* Given problem *
Reproduce each line that includes the word "Bids".
Start of Supplied information
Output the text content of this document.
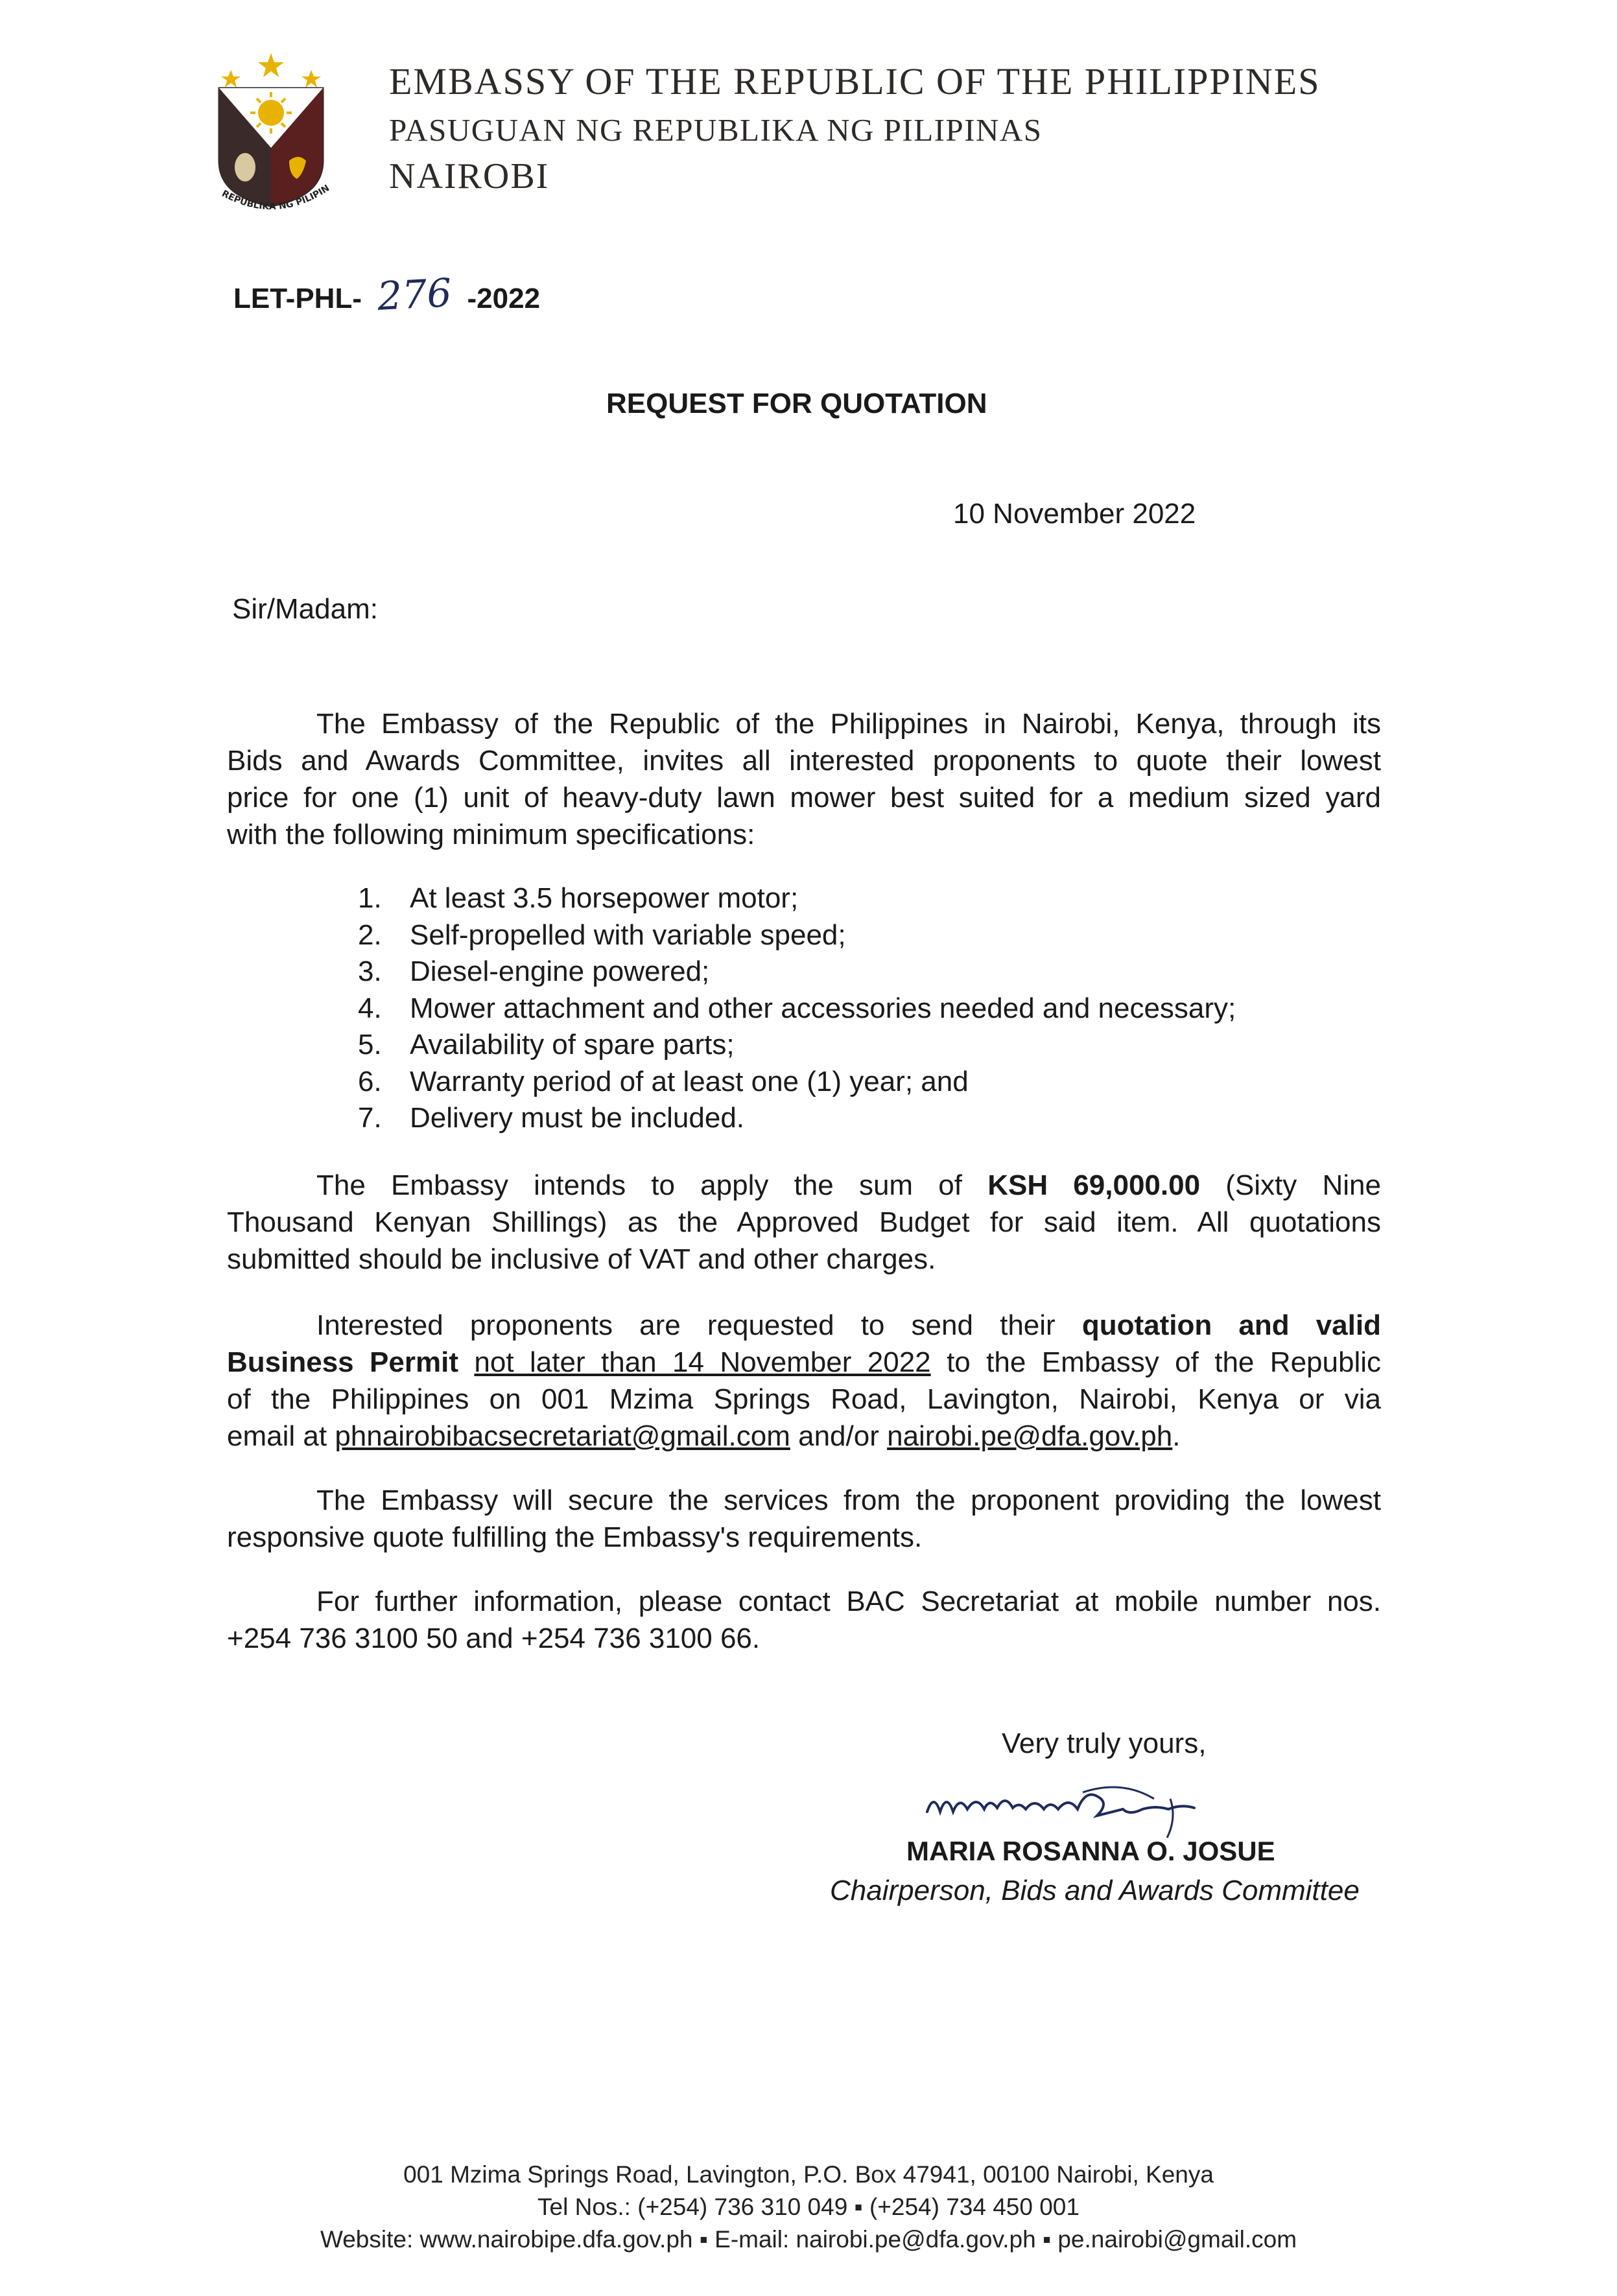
REPUBLIKA NG PILIPIN
EMBASSY OF THE REPUBLIC OF THE PHILIPPINES
PASUGUAN NG REPUBLIKA NG PILIPINAS
NAIROBI
LET-PHL- 276 -2022
REQUEST FOR QUOTATION
10 November 2022
Sir/Madam:
The Embassy of the Republic of the Philippines in Nairobi, Kenya, through its
Bids and Awards Committee, invites all interested proponents to quote their lowest
price for one (1) unit of heavy-duty lawn mower best suited for a medium sized yard
with the following minimum specifications:
1. At least 3.5 horsepower motor;
2. Self-propelled with variable speed;
3. Diesel-engine powered;
4. Mower attachment and other accessories needed and necessary;
5. Availability of spare parts;
6. Warranty period of at least one (1) year; and
7. Delivery must be included.
The Embassy intends to apply the sum of KSH 69,000.00 (Sixty Nine
Thousand Kenyan Shillings) as the Approved Budget for said item. All quotations
submitted should be inclusive of VAT and other charges.
Interested proponents are requested to send their quotation and valid
Business Permit not later than 14 November 2022 to the Embassy of the Republic
of the Philippines on 001 Mzima Springs Road, Lavington, Nairobi, Kenya or via
email at phnairobibacsecretariat@gmail.com and/or nairobi.pe@dfa.gov.ph.
The Embassy will secure the services from the proponent providing the lowest
responsive quote fulfilling the Embassy's requirements.
For further information, please contact BAC Secretariat at mobile number nos.
+254 736 3100 50 and +254 736 3100 66.
Very truly yours,
MARIA ROSANNA O. JOSUE
Chairperson, Bids and Awards Committee
001 Mzima Springs Road, Lavington, P.O. Box 47941, 00100 Nairobi, Kenya
Tel Nos.: (+254) 736 310 049 ▪ (+254) 734 450 001
Website: www.nairobipe.dfa.gov.ph ▪ E-mail: nairobi.pe@dfa.gov.ph ▪ pe.nairobi@gmail.com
End of Supplied information
* Correct answer *
Bids and Awards Committee, invites all interested proponents to quote their lowest
Chairperson, Bids and Awards Committee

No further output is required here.